AVAILABLE RECORDS.
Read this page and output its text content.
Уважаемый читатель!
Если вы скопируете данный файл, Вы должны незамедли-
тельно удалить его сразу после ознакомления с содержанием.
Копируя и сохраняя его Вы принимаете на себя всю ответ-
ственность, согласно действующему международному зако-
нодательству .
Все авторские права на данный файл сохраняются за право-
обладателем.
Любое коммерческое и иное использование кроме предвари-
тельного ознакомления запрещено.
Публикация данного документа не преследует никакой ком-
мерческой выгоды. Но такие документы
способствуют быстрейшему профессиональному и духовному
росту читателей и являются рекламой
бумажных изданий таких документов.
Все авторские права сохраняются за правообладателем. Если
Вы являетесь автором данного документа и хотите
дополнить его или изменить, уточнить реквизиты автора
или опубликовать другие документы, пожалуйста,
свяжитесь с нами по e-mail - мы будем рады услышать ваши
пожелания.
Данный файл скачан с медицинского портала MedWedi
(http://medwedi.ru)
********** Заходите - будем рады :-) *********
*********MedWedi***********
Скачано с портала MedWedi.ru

THE EXERCISE. All entries must be repeated verbatim.

FINISHED ANSWER.
Read this page and output its text content.
Уважаемый читатель!
Если вы скопируете данный файл, Вы должны незамедли-
тельно удалить его сразу после ознакомления с содержанием.
Копируя и сохраняя его Вы принимаете на себя всю ответ-
ственность, согласно действующему международному зако-
нодательству .
Все авторские права на данный файл сохраняются за право-
обладателем.
Любое коммерческое и иное использование кроме предвари-
тельного ознакомления запрещено.
Публикация данного документа не преследует никакой ком-
мерческой выгоды. Но такие документы
способствуют быстрейшему профессиональному и духовному
росту читателей и являются рекламой
бумажных изданий таких документов.
Все авторские права сохраняются за правообладателем. Если
Вы являетесь автором данного документа и хотите
дополнить его или изменить, уточнить реквизиты автора
или опубликовать другие документы, пожалуйста,
свяжитесь с нами по e-mail - мы будем рады услышать ваши
пожелания.
Данный файл скачан с медицинского портала MedWedi
(http://medwedi.ru)
********** Заходите - будем рады :-) *********
*********MedWedi***********
Скачано с портала MedWedi.ru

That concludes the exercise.